What this task involves: Reproduce the records that follow in full, excluding any picture they contain.

— Begin Provided records —

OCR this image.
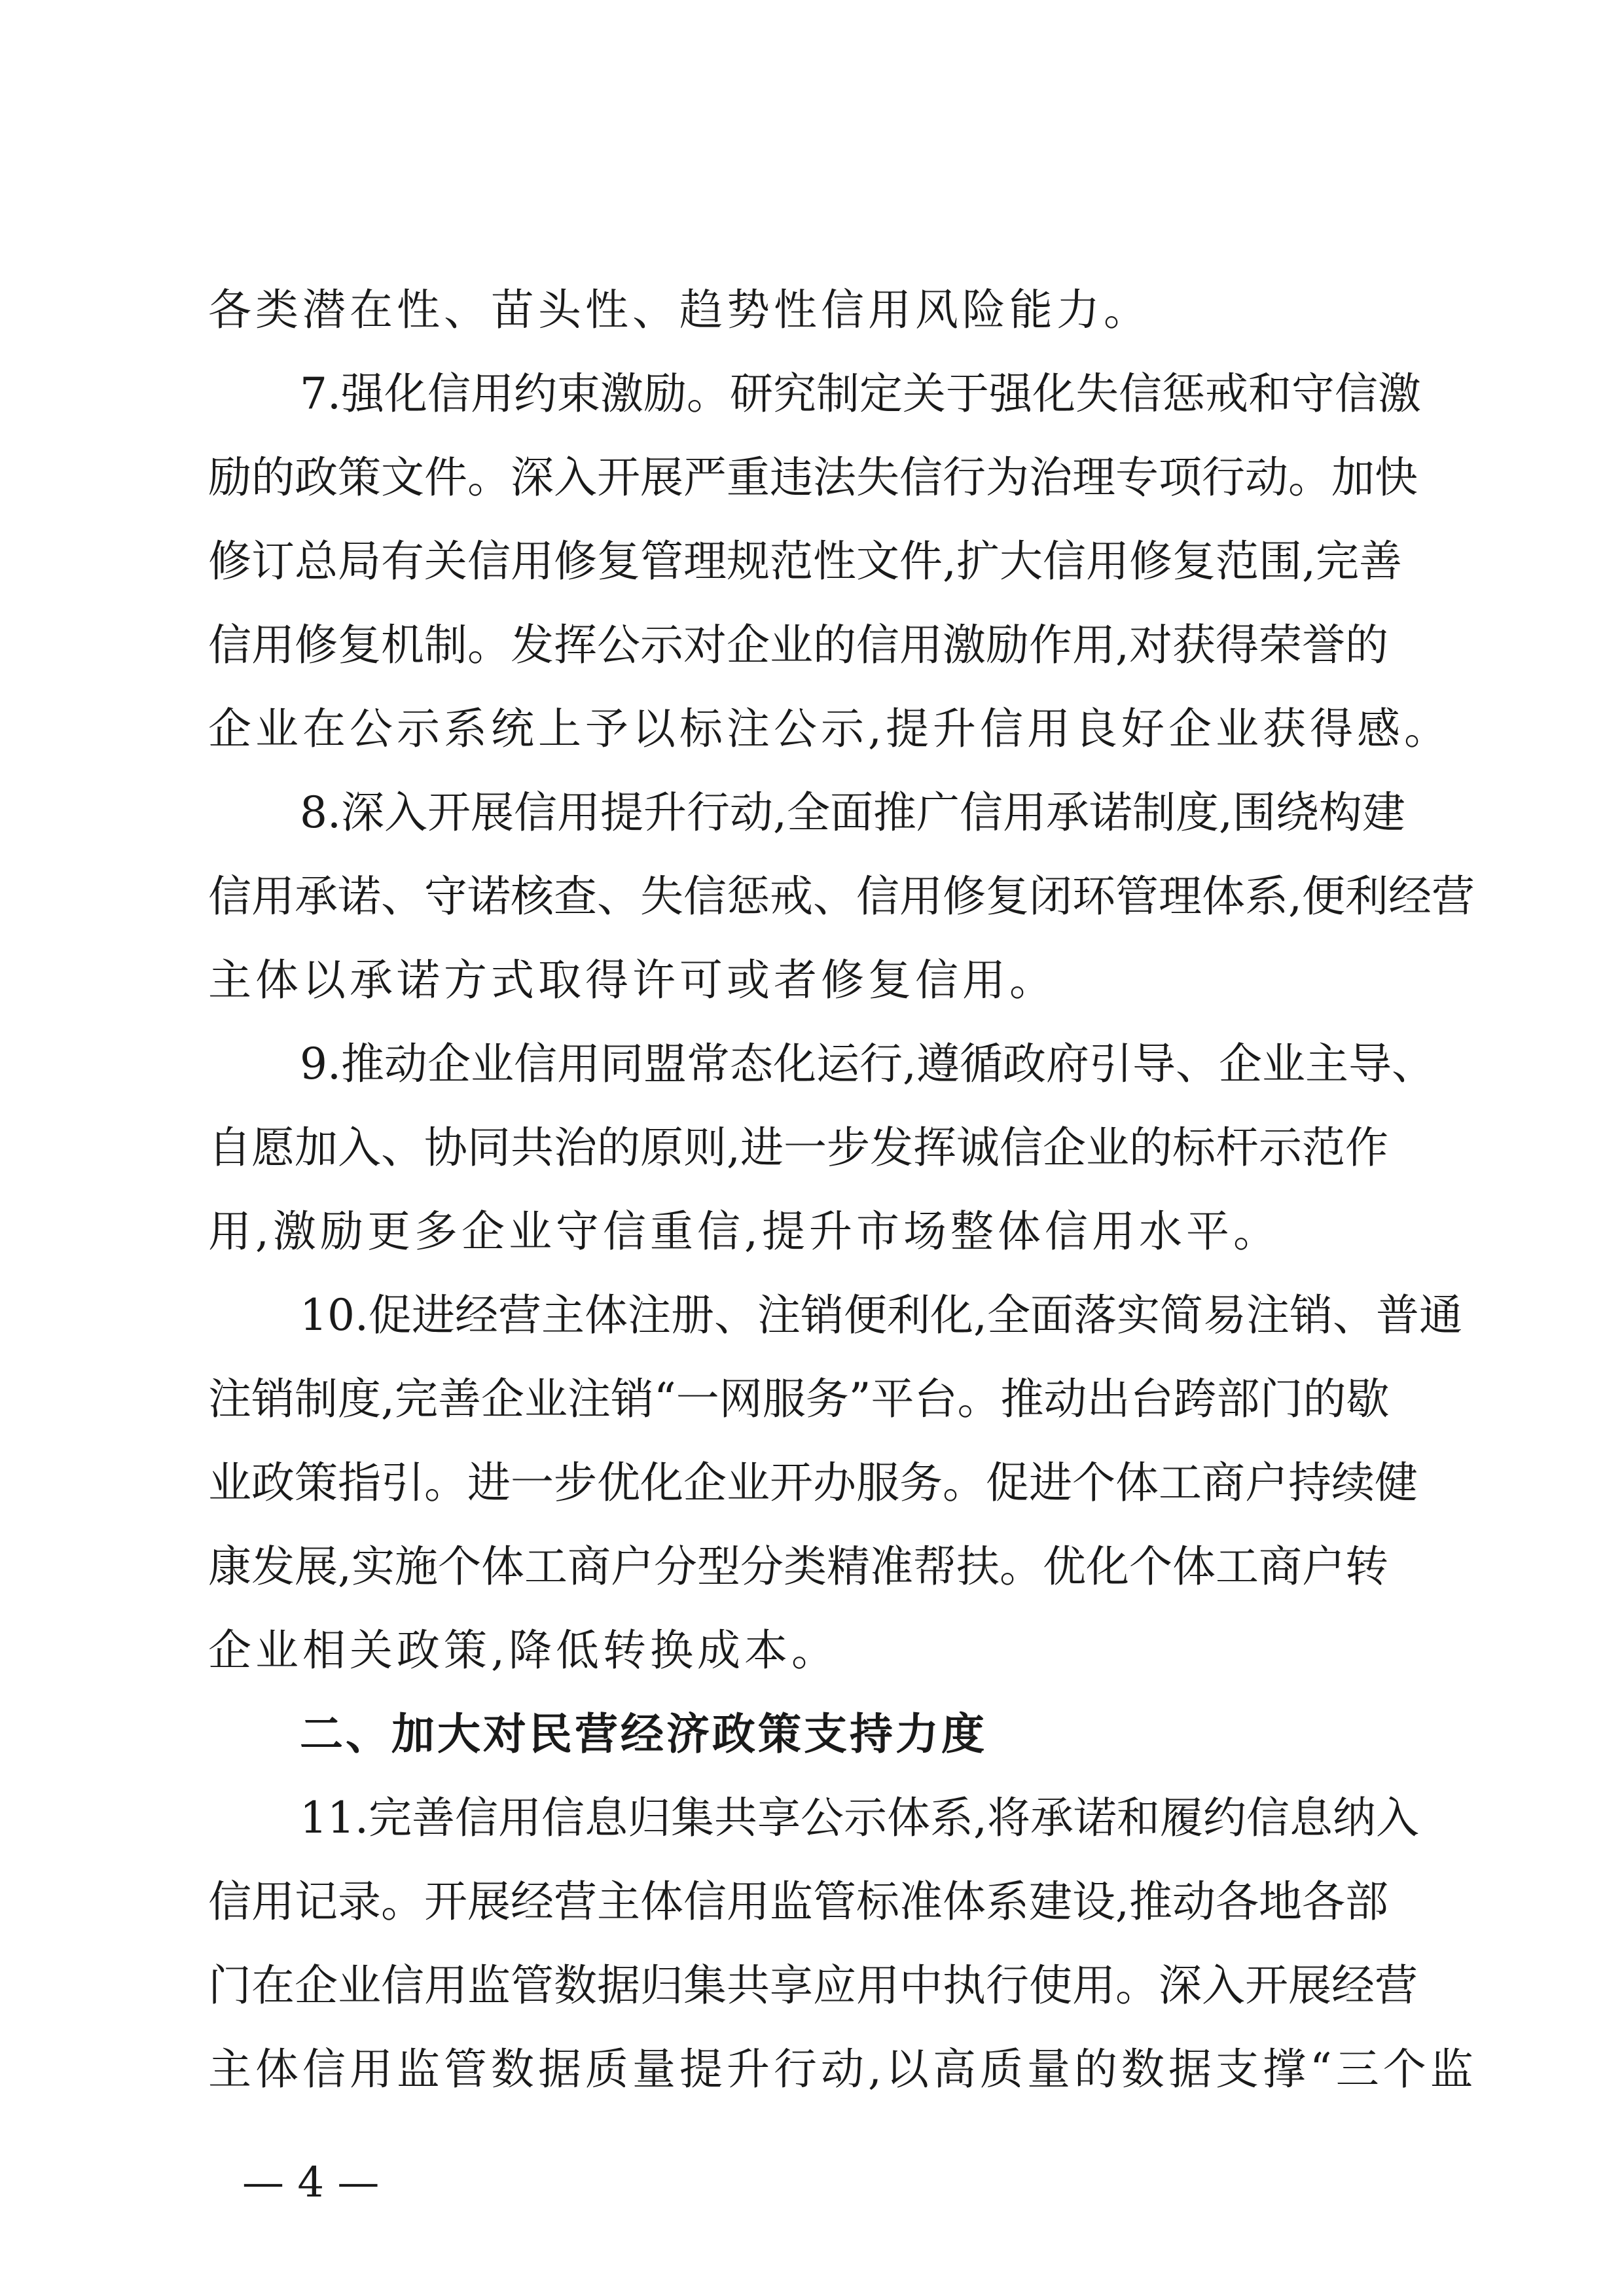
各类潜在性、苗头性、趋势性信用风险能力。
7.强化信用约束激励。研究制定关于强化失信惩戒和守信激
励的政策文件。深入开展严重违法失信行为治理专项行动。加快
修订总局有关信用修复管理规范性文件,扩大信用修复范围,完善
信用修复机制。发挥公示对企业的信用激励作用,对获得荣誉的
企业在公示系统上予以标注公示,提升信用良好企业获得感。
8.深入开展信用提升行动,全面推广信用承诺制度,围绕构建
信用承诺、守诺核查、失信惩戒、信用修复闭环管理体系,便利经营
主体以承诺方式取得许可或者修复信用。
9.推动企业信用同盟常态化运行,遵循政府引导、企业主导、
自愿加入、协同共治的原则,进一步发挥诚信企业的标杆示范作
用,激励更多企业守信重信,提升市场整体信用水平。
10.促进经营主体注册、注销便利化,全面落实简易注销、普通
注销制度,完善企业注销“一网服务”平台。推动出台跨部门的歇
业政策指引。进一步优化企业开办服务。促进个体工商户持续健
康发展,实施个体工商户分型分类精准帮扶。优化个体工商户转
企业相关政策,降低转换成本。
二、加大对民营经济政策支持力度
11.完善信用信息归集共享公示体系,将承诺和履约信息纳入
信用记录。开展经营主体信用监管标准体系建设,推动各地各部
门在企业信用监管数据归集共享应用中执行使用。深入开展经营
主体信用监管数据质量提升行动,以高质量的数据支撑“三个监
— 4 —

— End Provided records —

Solution to this exercise:
OCR this image.
各类潜在性、苗头性、趋势性信用风险能力。
7.强化信用约束激励。研究制定关于强化失信惩戒和守信激
励的政策文件。深入开展严重违法失信行为治理专项行动。加快
修订总局有关信用修复管理规范性文件,扩大信用修复范围,完善
信用修复机制。发挥公示对企业的信用激励作用,对获得荣誉的
企业在公示系统上予以标注公示,提升信用良好企业获得感。
8.深入开展信用提升行动,全面推广信用承诺制度,围绕构建
信用承诺、守诺核查、失信惩戒、信用修复闭环管理体系,便利经营
主体以承诺方式取得许可或者修复信用。
9.推动企业信用同盟常态化运行,遵循政府引导、企业主导、
自愿加入、协同共治的原则,进一步发挥诚信企业的标杆示范作
用,激励更多企业守信重信,提升市场整体信用水平。
10.促进经营主体注册、注销便利化,全面落实简易注销、普通
注销制度,完善企业注销“一网服务”平台。推动出台跨部门的歇
业政策指引。进一步优化企业开办服务。促进个体工商户持续健
康发展,实施个体工商户分型分类精准帮扶。优化个体工商户转
企业相关政策,降低转换成本。
二、加大对民营经济政策支持力度
11.完善信用信息归集共享公示体系,将承诺和履约信息纳入
信用记录。开展经营主体信用监管标准体系建设,推动各地各部
门在企业信用监管数据归集共享应用中执行使用。深入开展经营
主体信用监管数据质量提升行动,以高质量的数据支撑“三个监
— 4 —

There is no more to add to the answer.